Locate all lines in the data below that hold "belt" and show them.

** Saved entries **
=-=-=-=-=

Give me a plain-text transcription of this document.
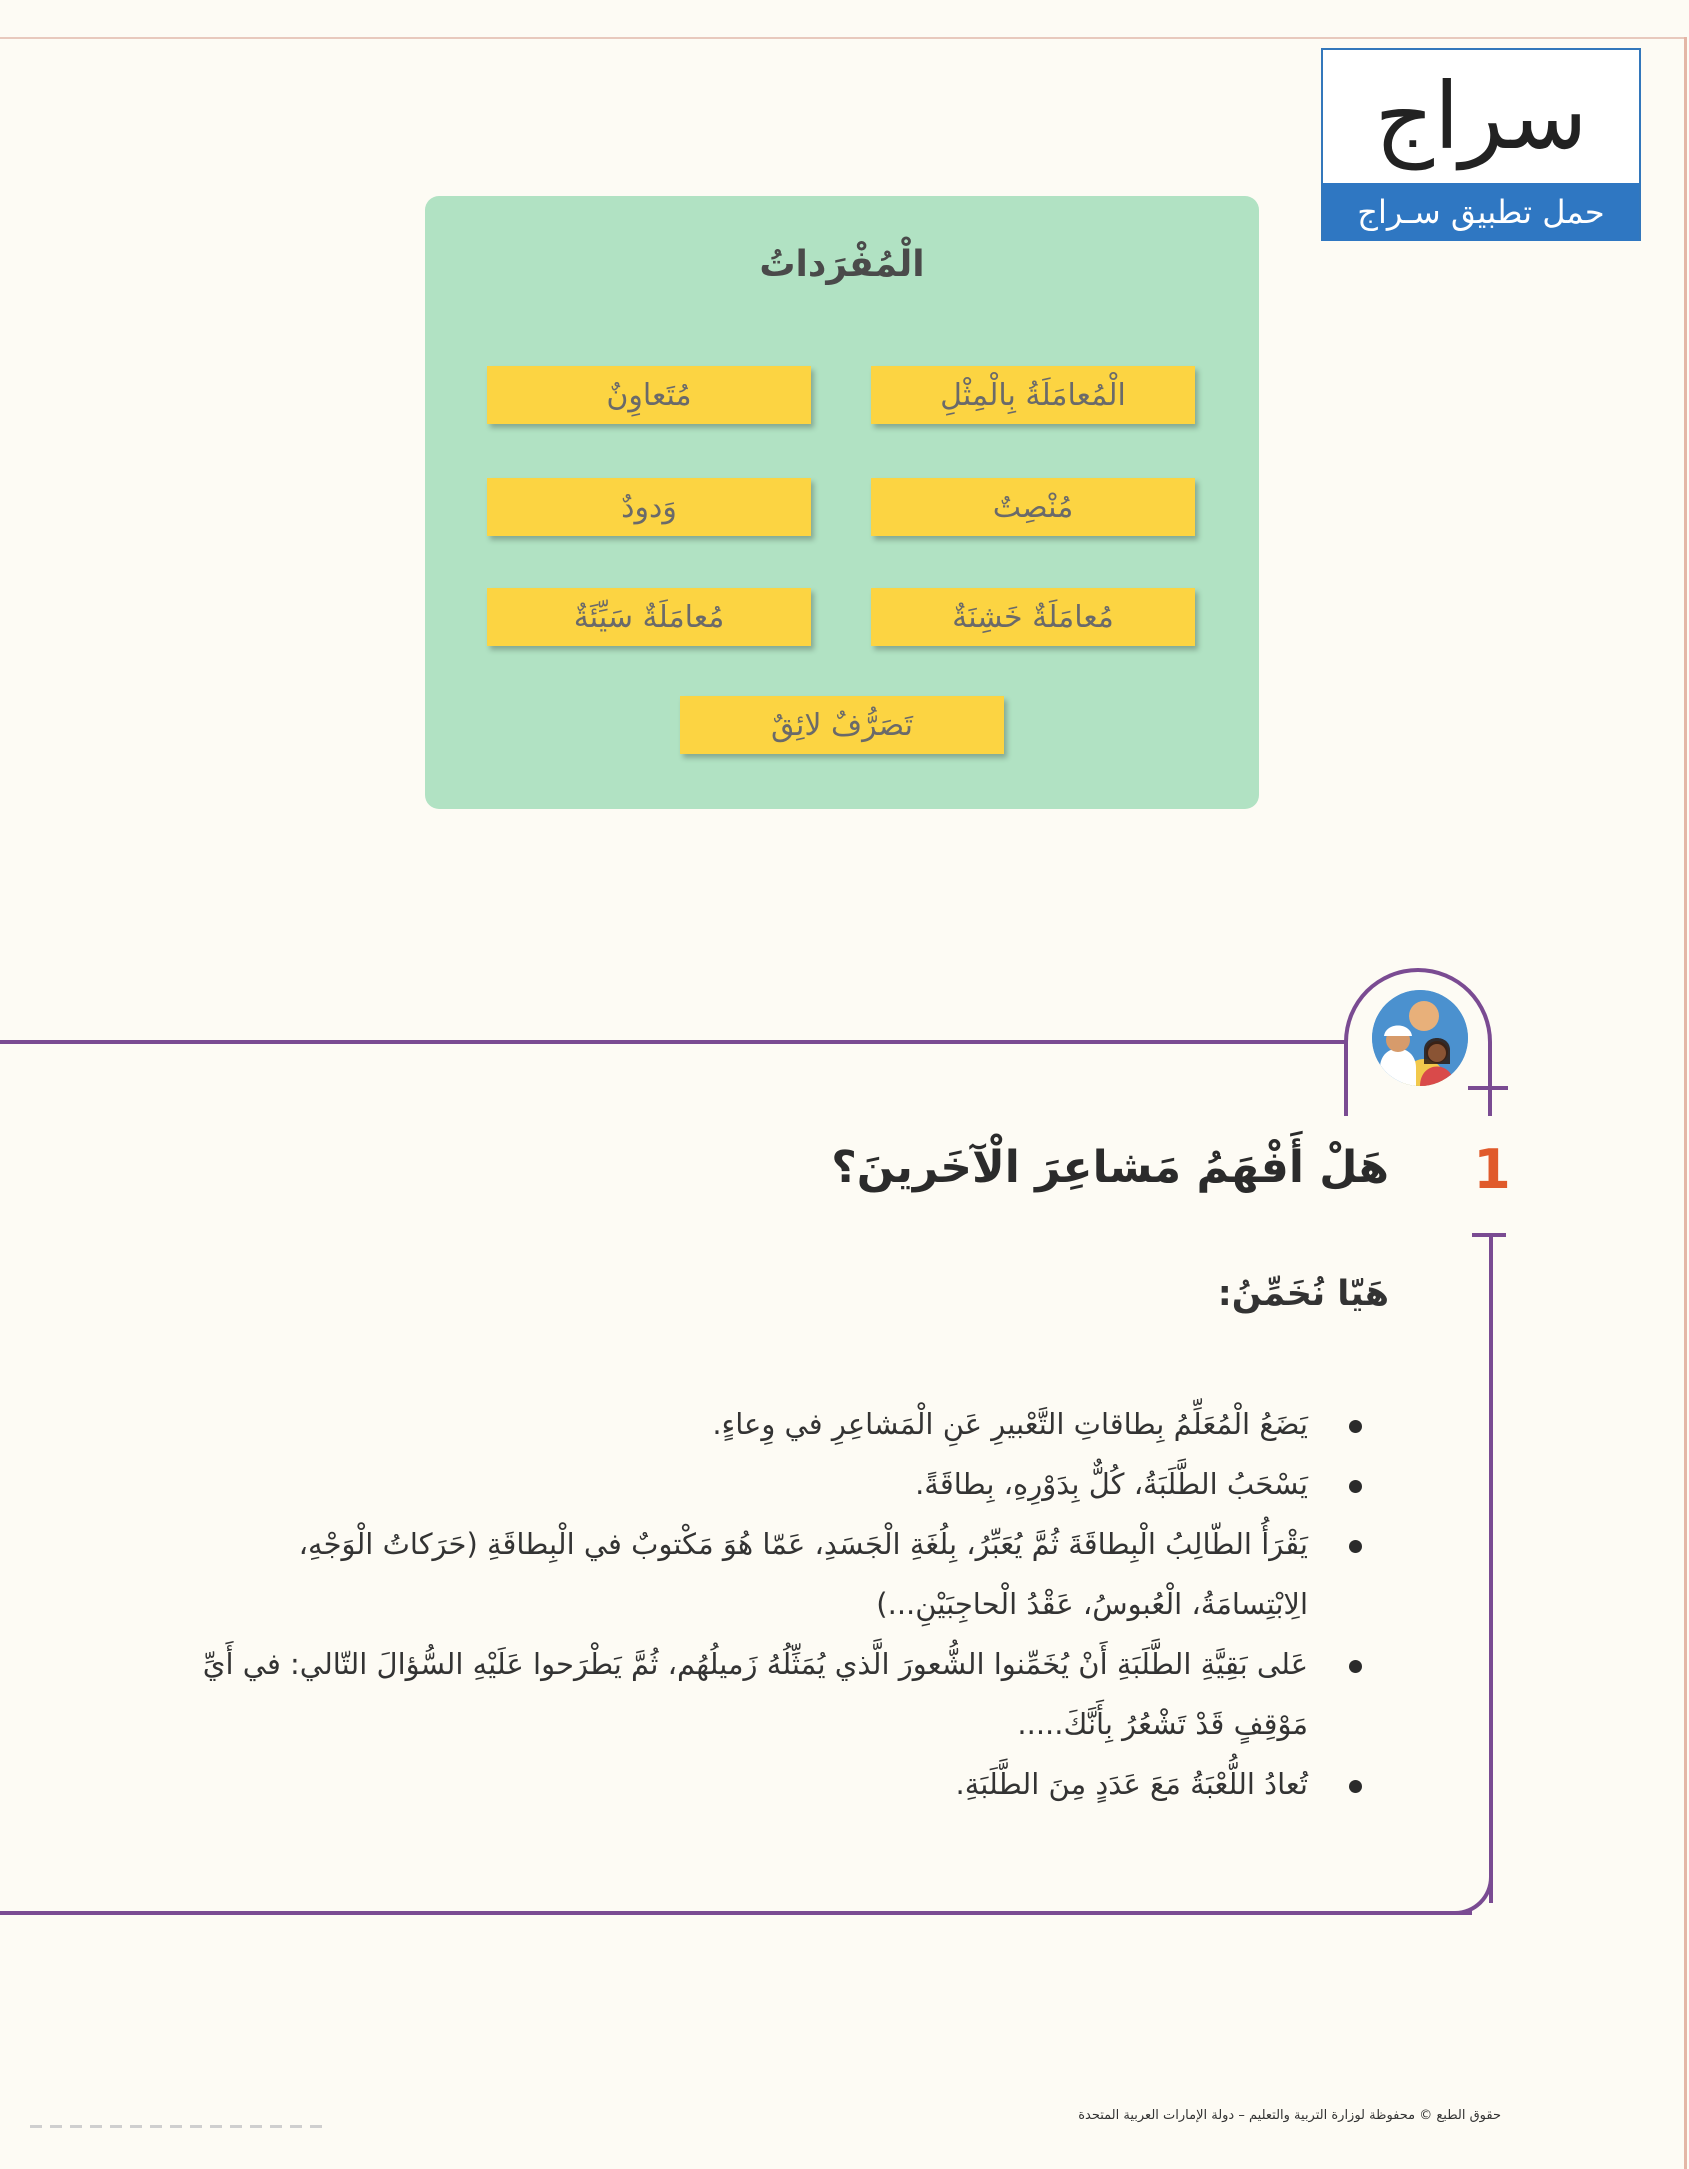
سراج
حمل تطبيق سـراج
الْمُفْرَداتُ
الْمُعامَلَةُ بِالْمِثْلِ
مُتَعاوِنٌ
مُنْصِتٌ
وَدودٌ
مُعامَلَةٌ خَشِنَةٌ
مُعامَلَةٌ سَيِّئَةٌ
تَصَرُّفٌ لائِقٌ
1
هَلْ أَفْهَمُ مَشاعِرَ الْآخَرينَ؟
هَيّا نُخَمِّنُ:
يَضَعُ الْمُعَلِّمُ بِطاقاتِ التَّعْبيرِ عَنِ الْمَشاعِرِ في وِعاءٍ.
يَسْحَبُ الطَّلَبَةُ، كُلٌّ بِدَوْرِهِ، بِطاقَةً.
يَقْرَأُ الطّالِبُ الْبِطاقَةَ ثُمَّ يُعَبِّرُ، بِلُغَةِ الْجَسَدِ، عَمّا هُوَ مَكْتوبٌ في الْبِطاقَةِ (حَرَكاتُ الْوَجْهِ، الِابْتِسامَةُ، الْعُبوسُ، عَقْدُ الْحاجِبَيْنِ...)
عَلى بَقِيَّةِ الطَّلَبَةِ أَنْ يُخَمِّنوا الشُّعورَ الَّذي يُمَثِّلُهُ زَميلُهُم، ثُمَّ يَطْرَحوا عَلَيْهِ السُّؤالَ التّالي: في أَيِّ مَوْقِفٍ قَدْ تَشْعُرُ بِأَنَّكَ.....
تُعادُ اللُّعْبَةُ مَعَ عَدَدٍ مِنَ الطَّلَبَةِ.
حقوق الطبع © محفوظة لوزارة التربية والتعليم – دولة الإمارات العربية المتحدة
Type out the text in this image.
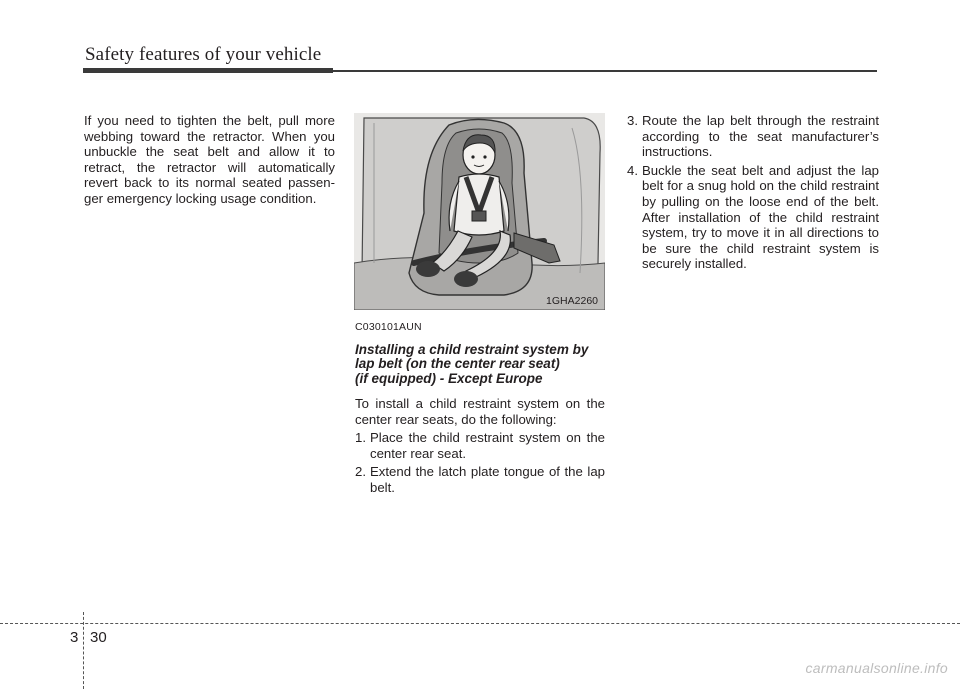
Safety features of your vehicle

If you need to tighten the belt, pull more webbing toward the retractor. When you unbuckle the seat belt and allow it to retract, the retractor will automatically revert back to its normal seated passen-ger emergency locking usage condition.

1GHA2260
C030101AUN
Installing a child restraint system by
lap belt (on the center rear seat)
(if equipped) - Except Europe

To install a child restraint system on the center rear seats, do the following:

1. Place the child restraint system on the center rear seat.
2. Extend the latch plate tongue of the lap belt.
3. Route the lap belt through the restraint according to the seat manufacturer’s instructions.
4. Buckle the seat belt and adjust the lap belt for a snug hold on the child restraint by pulling on the loose end of the belt. After installation of the child restraint system, try to move it in all directions to be sure the child restraint system is securely installed.
3 30
carmanualsonline.info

=-=-=-=-=

** Result of this task **
If you need to tighten the belt, pull more webbing toward the retractor. When you unbuckle the seat belt and allow it to retract, the retractor will automatically revert back to its normal seated passen-ger emergency locking usage condition.
lap belt (on the center rear seat)
2. Extend the latch plate tongue of the lap belt.
3. Route the lap belt through the restraint according to the seat manufacturer’s instructions.
4. Buckle the seat belt and adjust the lap belt for a snug hold on the child restraint by pulling on the loose end of the belt. After installation of the child restraint system, try to move it in all directions to be sure the child restraint system is securely installed.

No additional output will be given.